A run of records:
┄┄┄┄┄┄┄┄┄┄┄┄┄┄┄┄┄┄┄┄

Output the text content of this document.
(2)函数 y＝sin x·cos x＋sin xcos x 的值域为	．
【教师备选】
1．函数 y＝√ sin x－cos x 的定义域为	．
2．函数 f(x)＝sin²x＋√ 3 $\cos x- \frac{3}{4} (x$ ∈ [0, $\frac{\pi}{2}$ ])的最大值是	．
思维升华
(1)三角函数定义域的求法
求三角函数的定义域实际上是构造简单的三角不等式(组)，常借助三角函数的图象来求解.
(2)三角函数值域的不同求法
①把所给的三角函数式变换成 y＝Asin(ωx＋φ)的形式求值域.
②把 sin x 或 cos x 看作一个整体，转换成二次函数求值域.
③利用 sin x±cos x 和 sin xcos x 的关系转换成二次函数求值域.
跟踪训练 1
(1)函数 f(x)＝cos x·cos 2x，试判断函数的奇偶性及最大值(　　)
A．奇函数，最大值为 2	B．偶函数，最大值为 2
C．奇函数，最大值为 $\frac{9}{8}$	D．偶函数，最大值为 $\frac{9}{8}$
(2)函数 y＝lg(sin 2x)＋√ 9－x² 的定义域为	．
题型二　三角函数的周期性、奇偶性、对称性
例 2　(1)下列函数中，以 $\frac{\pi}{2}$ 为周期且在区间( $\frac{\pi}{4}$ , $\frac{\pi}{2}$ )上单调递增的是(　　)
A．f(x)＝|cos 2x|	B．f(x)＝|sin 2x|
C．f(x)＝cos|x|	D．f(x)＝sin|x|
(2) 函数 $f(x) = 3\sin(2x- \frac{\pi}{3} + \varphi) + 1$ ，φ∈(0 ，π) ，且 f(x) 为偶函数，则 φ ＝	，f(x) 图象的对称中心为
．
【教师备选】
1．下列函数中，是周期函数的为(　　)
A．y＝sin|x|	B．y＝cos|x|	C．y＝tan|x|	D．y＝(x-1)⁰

┄┄┄┄┄┄┄┄┄┄┄┄┄┄┄┄┄┄┄┄

▶ _What is needed_:
Print the listing above in its entirety, with every line exact.

▶ _Output of the task_:
Output the text content of this document.
(2)函数 y＝sin x·cos x＋sin xcos x 的值域为	．
【教师备选】
1．函数 y＝√ sin x－cos x 的定义域为	．
2．函数 f(x)＝sin²x＋√ 3 $\cos x- \frac{3}{4} (x$ ∈ [0, $\frac{\pi}{2}$ ])的最大值是	．
思维升华
(1)三角函数定义域的求法
求三角函数的定义域实际上是构造简单的三角不等式(组)，常借助三角函数的图象来求解.
(2)三角函数值域的不同求法
①把所给的三角函数式变换成 y＝Asin(ωx＋φ)的形式求值域.
②把 sin x 或 cos x 看作一个整体，转换成二次函数求值域.
③利用 sin x±cos x 和 sin xcos x 的关系转换成二次函数求值域.
跟踪训练 1
(1)函数 f(x)＝cos x·cos 2x，试判断函数的奇偶性及最大值(　　)
A．奇函数，最大值为 2	B．偶函数，最大值为 2
C．奇函数，最大值为 $\frac{9}{8}$	D．偶函数，最大值为 $\frac{9}{8}$
(2)函数 y＝lg(sin 2x)＋√ 9－x² 的定义域为	．
题型二　三角函数的周期性、奇偶性、对称性
例 2　(1)下列函数中，以 $\frac{\pi}{2}$ 为周期且在区间( $\frac{\pi}{4}$ , $\frac{\pi}{2}$ )上单调递增的是(　　)
A．f(x)＝|cos 2x|	B．f(x)＝|sin 2x|
C．f(x)＝cos|x|	D．f(x)＝sin|x|
(2) 函数 $f(x) = 3\sin(2x- \frac{\pi}{3} + \varphi) + 1$ ，φ∈(0 ，π) ，且 f(x) 为偶函数，则 φ ＝	，f(x) 图象的对称中心为
．
【教师备选】
1．下列函数中，是周期函数的为(　　)
A．y＝sin|x|	B．y＝cos|x|	C．y＝tan|x|	D．y＝(x-1)⁰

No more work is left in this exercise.